■ **Goal**: Without the pictures, return all of the material exactly as written.
START Records for processing
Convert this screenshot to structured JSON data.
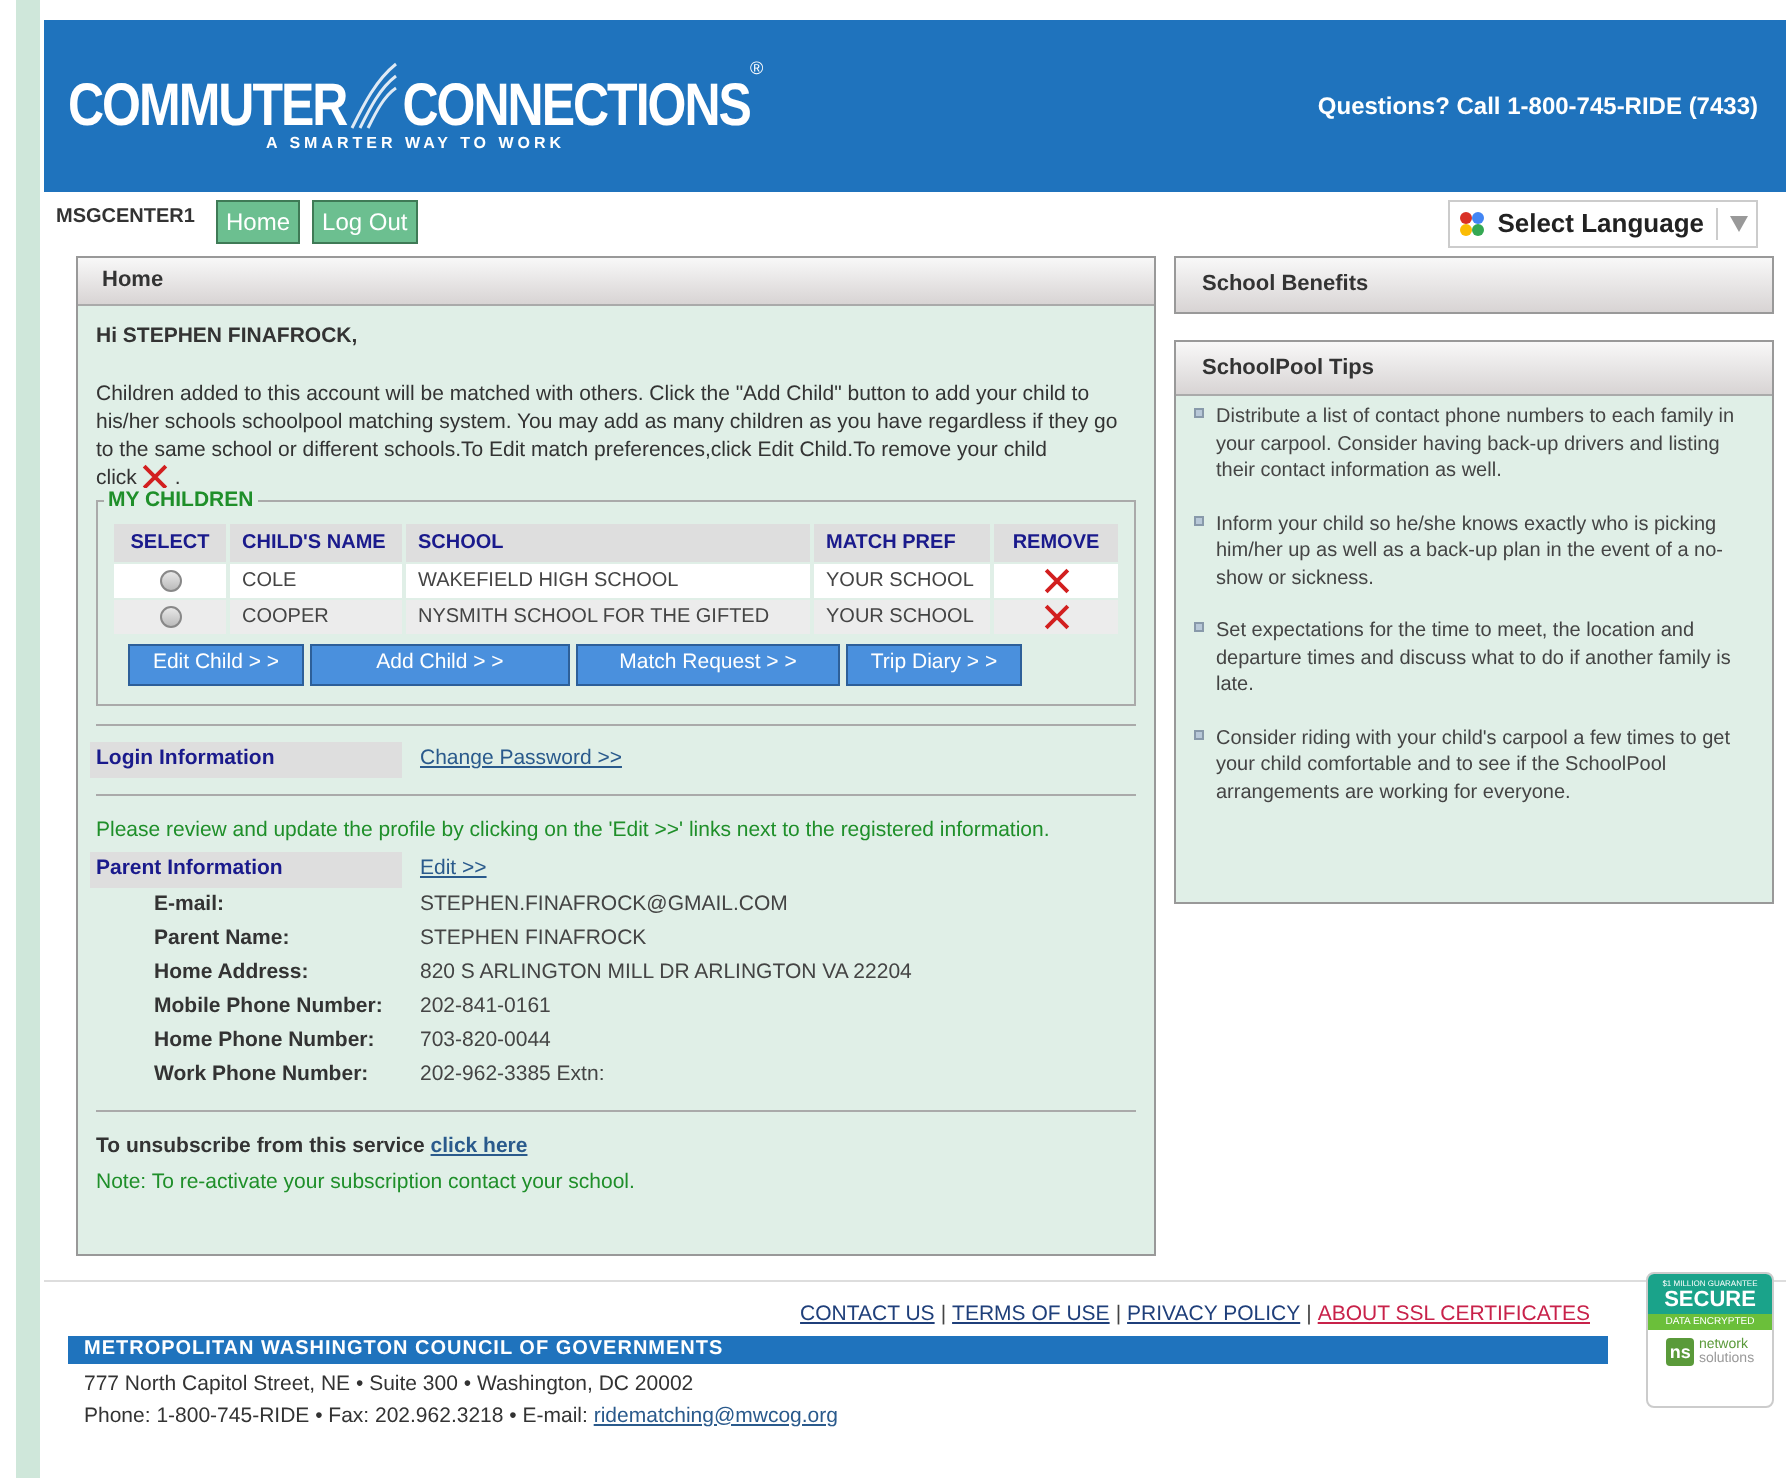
{
  "header": {
    "logo": {
      "name_left": "COMMUTER",
      "name_right": "CONNECTIONS",
      "trademark": "®",
      "tagline": "A SMARTER WAY TO WORK"
    },
    "phone": "Questions? Call 1-800-745-RIDE (7433)"
  },
  "nav": {
    "user": "MSGCENTER1",
    "buttons": [
      "Home",
      "Log Out"
    ],
    "language": "Select Language"
  },
  "main": {
    "title": "Home",
    "greeting": "Hi STEPHEN FINAFROCK,",
    "intro": "Children added to this account will be matched with others. Click the \"Add Child\" button to add your child to his/her schools schoolpool matching system. You may add as many children as you have regardless if they go to the same school or different schools.To Edit match preferences,click Edit Child.To remove your child",
    "intro_tail": "click",
    "intro_end": ".",
    "children": {
      "legend": "MY CHILDREN",
      "columns": [
        "SELECT",
        "CHILD'S NAME",
        "SCHOOL",
        "MATCH PREF",
        "REMOVE"
      ],
      "rows": [
        {
          "selected": false,
          "name": "COLE",
          "school": "WAKEFIELD HIGH SCHOOL",
          "match_pref": "YOUR SCHOOL"
        },
        {
          "selected": false,
          "name": "COOPER",
          "school": "NYSMITH SCHOOL FOR THE GIFTED",
          "match_pref": "YOUR SCHOOL"
        }
      ],
      "buttons": [
        "Edit Child > >",
        "Add Child > >",
        "Match Request > >",
        "Trip Diary > >"
      ]
    },
    "login": {
      "label": "Login Information",
      "link": "Change Password >>"
    },
    "notice": "Please review and update the profile by clicking on the 'Edit >>' links next to the registered information.",
    "parent": {
      "label": "Parent Information",
      "link": "Edit >>",
      "fields": [
        {
          "label": "E-mail:",
          "value": "STEPHEN.FINAFROCK@GMAIL.COM"
        },
        {
          "label": "Parent Name:",
          "value": "STEPHEN FINAFROCK"
        },
        {
          "label": "Home Address:",
          "value": "820 S ARLINGTON MILL DR ARLINGTON VA 22204"
        },
        {
          "label": "Mobile Phone Number:",
          "value": "202-841-0161"
        },
        {
          "label": "Home Phone Number:",
          "value": "703-820-0044"
        },
        {
          "label": "Work Phone Number:",
          "value": "202-962-3385 Extn:"
        }
      ]
    },
    "unsubscribe": {
      "text": "To unsubscribe from this service",
      "link": "click here"
    },
    "note": "Note: To re-activate your subscription contact your school."
  },
  "sidebar": {
    "benefits_title": "School Benefits",
    "tips_title": "SchoolPool Tips",
    "tips": [
      "Distribute a list of contact phone numbers to each family in your carpool. Consider having back-up drivers and listing their contact information as well.",
      "Inform your child so he/she knows exactly who is picking him/her up as well as a back-up plan in the event of a no-show or sickness.",
      "Set expectations for the time to meet, the location and departure times and discuss what to do if another family is late.",
      "Consider riding with your child's carpool a few times to get your child comfortable and to see if the SchoolPool arrangements are working for everyone."
    ]
  },
  "footer": {
    "links": [
      {
        "label": "CONTACT US",
        "color": "#1f3f7a"
      },
      {
        "label": "TERMS OF USE",
        "color": "#1f3f7a"
      },
      {
        "label": "PRIVACY POLICY",
        "color": "#1f3f7a"
      },
      {
        "label": "ABOUT SSL CERTIFICATES",
        "color": "#c8224a"
      }
    ],
    "separator": "|",
    "org": "METROPOLITAN WASHINGTON COUNCIL OF GOVERNMENTS",
    "address": "777 North Capitol Street, NE • Suite 300 • Washington, DC 20002",
    "contact": "Phone: 1-800-745-RIDE • Fax: 202.962.3218 • E-mail:",
    "email": "ridematching@mwcog.org"
  },
  "seal": {
    "guarantee": "$1 MILLION GUARANTEE",
    "secure": "SECURE",
    "encrypted": "DATA ENCRYPTED",
    "badge": "ns",
    "brand_top": "network",
    "brand_bottom": "solutions"
  }
}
END Records for processing
■ **Answer for the task**:
Convert this screenshot to structured JSON data.
{
  "header": {
    "logo": {
      "name_left": "COMMUTER",
      "name_right": "CONNECTIONS",
      "trademark": "®",
      "tagline": "A SMARTER WAY TO WORK"
    },
    "phone": "Questions? Call 1-800-745-RIDE (7433)"
  },
  "nav": {
    "user": "MSGCENTER1",
    "buttons": [
      "Home",
      "Log Out"
    ],
    "language": "Select Language"
  },
  "main": {
    "title": "Home",
    "greeting": "Hi STEPHEN FINAFROCK,",
    "intro": "Children added to this account will be matched with others. Click the \"Add Child\" button to add your child to his/her schools schoolpool matching system. You may add as many children as you have regardless if they go to the same school or different schools.To Edit match preferences,click Edit Child.To remove your child",
    "intro_tail": "click",
    "intro_end": ".",
    "children": {
      "legend": "MY CHILDREN",
      "columns": [
        "SELECT",
        "CHILD'S NAME",
        "SCHOOL",
        "MATCH PREF",
        "REMOVE"
      ],
      "rows": [
        {
          "selected": false,
          "name": "COLE",
          "school": "WAKEFIELD HIGH SCHOOL",
          "match_pref": "YOUR SCHOOL"
        },
        {
          "selected": false,
          "name": "COOPER",
          "school": "NYSMITH SCHOOL FOR THE GIFTED",
          "match_pref": "YOUR SCHOOL"
        }
      ],
      "buttons": [
        "Edit Child > >",
        "Add Child > >",
        "Match Request > >",
        "Trip Diary > >"
      ]
    },
    "login": {
      "label": "Login Information",
      "link": "Change Password >>"
    },
    "notice": "Please review and update the profile by clicking on the 'Edit >>' links next to the registered information.",
    "parent": {
      "label": "Parent Information",
      "link": "Edit >>",
      "fields": [
        {
          "label": "E-mail:",
          "value": "STEPHEN.FINAFROCK@GMAIL.COM"
        },
        {
          "label": "Parent Name:",
          "value": "STEPHEN FINAFROCK"
        },
        {
          "label": "Home Address:",
          "value": "820 S ARLINGTON MILL DR ARLINGTON VA 22204"
        },
        {
          "label": "Mobile Phone Number:",
          "value": "202-841-0161"
        },
        {
          "label": "Home Phone Number:",
          "value": "703-820-0044"
        },
        {
          "label": "Work Phone Number:",
          "value": "202-962-3385 Extn:"
        }
      ]
    },
    "unsubscribe": {
      "text": "To unsubscribe from this service",
      "link": "click here"
    },
    "note": "Note: To re-activate your subscription contact your school."
  },
  "sidebar": {
    "benefits_title": "School Benefits",
    "tips_title": "SchoolPool Tips",
    "tips": [
      "Distribute a list of contact phone numbers to each family in your carpool. Consider having back-up drivers and listing their contact information as well.",
      "Inform your child so he/she knows exactly who is picking him/her up as well as a back-up plan in the event of a no-show or sickness.",
      "Set expectations for the time to meet, the location and departure times and discuss what to do if another family is late.",
      "Consider riding with your child's carpool a few times to get your child comfortable and to see if the SchoolPool arrangements are working for everyone."
    ]
  },
  "footer": {
    "links": [
      {
        "label": "CONTACT US",
        "color": "#1f3f7a"
      },
      {
        "label": "TERMS OF USE",
        "color": "#1f3f7a"
      },
      {
        "label": "PRIVACY POLICY",
        "color": "#1f3f7a"
      },
      {
        "label": "ABOUT SSL CERTIFICATES",
        "color": "#c8224a"
      }
    ],
    "separator": "|",
    "org": "METROPOLITAN WASHINGTON COUNCIL OF GOVERNMENTS",
    "address": "777 North Capitol Street, NE • Suite 300 • Washington, DC 20002",
    "contact": "Phone: 1-800-745-RIDE • Fax: 202.962.3218 • E-mail:",
    "email": "ridematching@mwcog.org"
  },
  "seal": {
    "guarantee": "$1 MILLION GUARANTEE",
    "secure": "SECURE",
    "encrypted": "DATA ENCRYPTED",
    "badge": "ns",
    "brand_top": "network",
    "brand_bottom": "solutions"
  }
}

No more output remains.